● EXERCISE DIRECTIONS
Find and copy lines holding "title".

----

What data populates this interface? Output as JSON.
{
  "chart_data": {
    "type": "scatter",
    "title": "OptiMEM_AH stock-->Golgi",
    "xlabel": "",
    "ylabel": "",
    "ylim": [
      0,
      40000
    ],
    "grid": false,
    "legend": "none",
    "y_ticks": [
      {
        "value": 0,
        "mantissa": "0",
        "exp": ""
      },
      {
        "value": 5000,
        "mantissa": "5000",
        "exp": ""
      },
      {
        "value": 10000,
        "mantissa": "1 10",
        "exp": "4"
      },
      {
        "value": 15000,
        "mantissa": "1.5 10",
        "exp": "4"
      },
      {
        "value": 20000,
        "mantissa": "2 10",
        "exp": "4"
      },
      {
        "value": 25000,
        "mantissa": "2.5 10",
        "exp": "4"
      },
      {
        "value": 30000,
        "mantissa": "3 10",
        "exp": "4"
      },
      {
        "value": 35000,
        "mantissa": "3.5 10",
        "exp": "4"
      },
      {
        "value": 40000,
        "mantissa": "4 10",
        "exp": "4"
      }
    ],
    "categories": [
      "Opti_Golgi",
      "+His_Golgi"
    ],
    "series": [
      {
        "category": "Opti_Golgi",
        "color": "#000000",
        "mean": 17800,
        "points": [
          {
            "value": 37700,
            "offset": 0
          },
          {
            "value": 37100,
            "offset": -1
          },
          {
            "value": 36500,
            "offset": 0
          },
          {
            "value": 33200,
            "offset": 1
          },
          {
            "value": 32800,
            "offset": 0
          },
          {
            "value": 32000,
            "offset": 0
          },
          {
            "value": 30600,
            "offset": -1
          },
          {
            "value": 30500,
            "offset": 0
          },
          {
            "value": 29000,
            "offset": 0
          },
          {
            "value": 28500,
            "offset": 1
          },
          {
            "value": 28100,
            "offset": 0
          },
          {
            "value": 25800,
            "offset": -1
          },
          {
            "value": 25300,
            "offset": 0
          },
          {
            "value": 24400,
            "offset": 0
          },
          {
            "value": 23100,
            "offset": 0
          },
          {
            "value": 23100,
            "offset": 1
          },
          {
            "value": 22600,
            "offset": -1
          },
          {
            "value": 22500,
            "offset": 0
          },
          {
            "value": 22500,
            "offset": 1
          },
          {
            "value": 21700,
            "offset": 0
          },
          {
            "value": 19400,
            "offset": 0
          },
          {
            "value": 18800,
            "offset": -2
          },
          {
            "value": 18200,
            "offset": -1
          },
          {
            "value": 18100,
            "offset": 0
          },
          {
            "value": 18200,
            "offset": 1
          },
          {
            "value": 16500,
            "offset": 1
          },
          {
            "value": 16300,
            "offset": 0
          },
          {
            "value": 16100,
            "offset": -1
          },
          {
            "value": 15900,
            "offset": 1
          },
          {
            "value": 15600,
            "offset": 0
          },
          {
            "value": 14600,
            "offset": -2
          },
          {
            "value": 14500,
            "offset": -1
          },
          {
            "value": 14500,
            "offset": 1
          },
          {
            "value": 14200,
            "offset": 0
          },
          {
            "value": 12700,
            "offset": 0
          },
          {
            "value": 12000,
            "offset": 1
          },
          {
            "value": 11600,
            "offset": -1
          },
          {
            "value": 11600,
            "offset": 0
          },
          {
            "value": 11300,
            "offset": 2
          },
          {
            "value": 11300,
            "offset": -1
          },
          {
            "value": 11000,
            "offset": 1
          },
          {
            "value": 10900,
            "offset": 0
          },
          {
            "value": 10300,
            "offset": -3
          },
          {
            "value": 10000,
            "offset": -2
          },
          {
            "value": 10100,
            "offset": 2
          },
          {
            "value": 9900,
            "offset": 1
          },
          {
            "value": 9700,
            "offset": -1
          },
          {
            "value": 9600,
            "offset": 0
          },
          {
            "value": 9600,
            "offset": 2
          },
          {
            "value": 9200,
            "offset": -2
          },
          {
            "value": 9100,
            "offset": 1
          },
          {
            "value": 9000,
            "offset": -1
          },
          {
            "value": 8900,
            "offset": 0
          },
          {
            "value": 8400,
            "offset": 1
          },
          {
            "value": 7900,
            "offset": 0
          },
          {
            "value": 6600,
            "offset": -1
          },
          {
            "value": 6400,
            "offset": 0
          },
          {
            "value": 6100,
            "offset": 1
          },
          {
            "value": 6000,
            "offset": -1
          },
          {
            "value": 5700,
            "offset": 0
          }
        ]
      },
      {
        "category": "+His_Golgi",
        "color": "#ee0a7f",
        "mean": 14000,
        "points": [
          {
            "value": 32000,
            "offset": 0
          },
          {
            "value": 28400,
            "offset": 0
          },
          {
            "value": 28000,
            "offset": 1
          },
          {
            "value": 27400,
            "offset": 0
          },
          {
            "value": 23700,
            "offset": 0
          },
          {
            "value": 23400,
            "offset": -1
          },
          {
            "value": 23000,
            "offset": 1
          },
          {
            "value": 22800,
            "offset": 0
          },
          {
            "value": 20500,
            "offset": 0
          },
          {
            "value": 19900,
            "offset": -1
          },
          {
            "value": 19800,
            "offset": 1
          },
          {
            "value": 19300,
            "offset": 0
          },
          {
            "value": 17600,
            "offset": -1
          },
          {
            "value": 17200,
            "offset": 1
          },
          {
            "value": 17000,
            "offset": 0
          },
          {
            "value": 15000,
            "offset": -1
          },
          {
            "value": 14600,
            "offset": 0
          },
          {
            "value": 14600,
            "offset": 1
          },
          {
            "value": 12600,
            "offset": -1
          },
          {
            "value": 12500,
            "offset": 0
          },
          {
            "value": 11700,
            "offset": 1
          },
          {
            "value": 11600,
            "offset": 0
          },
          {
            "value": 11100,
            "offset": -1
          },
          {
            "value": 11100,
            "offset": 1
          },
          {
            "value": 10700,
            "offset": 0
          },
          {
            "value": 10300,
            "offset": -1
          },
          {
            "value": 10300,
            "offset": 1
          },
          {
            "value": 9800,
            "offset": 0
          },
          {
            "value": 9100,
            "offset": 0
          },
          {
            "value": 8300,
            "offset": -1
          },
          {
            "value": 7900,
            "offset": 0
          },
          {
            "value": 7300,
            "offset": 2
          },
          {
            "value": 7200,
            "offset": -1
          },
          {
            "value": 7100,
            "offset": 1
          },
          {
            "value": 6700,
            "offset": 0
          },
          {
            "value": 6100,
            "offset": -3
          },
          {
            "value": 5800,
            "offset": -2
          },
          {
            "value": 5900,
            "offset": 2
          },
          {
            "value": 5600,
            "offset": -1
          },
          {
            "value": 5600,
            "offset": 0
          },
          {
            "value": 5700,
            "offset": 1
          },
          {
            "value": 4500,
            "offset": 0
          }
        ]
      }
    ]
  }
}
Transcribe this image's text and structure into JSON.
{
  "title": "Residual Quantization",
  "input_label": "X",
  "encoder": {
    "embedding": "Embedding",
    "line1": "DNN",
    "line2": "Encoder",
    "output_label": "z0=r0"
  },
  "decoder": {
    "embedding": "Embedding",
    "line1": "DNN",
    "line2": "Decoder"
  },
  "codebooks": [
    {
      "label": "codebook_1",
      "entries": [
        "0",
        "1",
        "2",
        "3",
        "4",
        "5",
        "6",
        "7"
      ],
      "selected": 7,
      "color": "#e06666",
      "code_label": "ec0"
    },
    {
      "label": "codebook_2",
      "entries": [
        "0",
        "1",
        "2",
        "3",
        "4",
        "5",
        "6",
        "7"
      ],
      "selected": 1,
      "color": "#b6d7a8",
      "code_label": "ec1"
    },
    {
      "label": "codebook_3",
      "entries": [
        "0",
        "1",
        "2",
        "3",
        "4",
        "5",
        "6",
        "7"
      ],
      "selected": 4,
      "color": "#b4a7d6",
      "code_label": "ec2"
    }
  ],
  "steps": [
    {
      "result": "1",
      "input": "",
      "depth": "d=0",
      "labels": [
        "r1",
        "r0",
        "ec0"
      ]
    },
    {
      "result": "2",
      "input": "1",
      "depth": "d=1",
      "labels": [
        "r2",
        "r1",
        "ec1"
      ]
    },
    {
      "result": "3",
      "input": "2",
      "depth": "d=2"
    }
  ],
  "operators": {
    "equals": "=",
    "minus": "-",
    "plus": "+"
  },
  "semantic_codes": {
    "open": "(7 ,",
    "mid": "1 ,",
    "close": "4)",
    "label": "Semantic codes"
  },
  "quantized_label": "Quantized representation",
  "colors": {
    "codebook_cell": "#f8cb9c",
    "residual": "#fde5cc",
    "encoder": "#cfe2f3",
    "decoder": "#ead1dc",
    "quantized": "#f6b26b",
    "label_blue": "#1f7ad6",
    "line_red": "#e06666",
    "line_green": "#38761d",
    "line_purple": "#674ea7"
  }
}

----

● TASK OUTPUT
    "title": "OptiMEM_AH stock-->Golgi",
  "title": "Residual Quantization",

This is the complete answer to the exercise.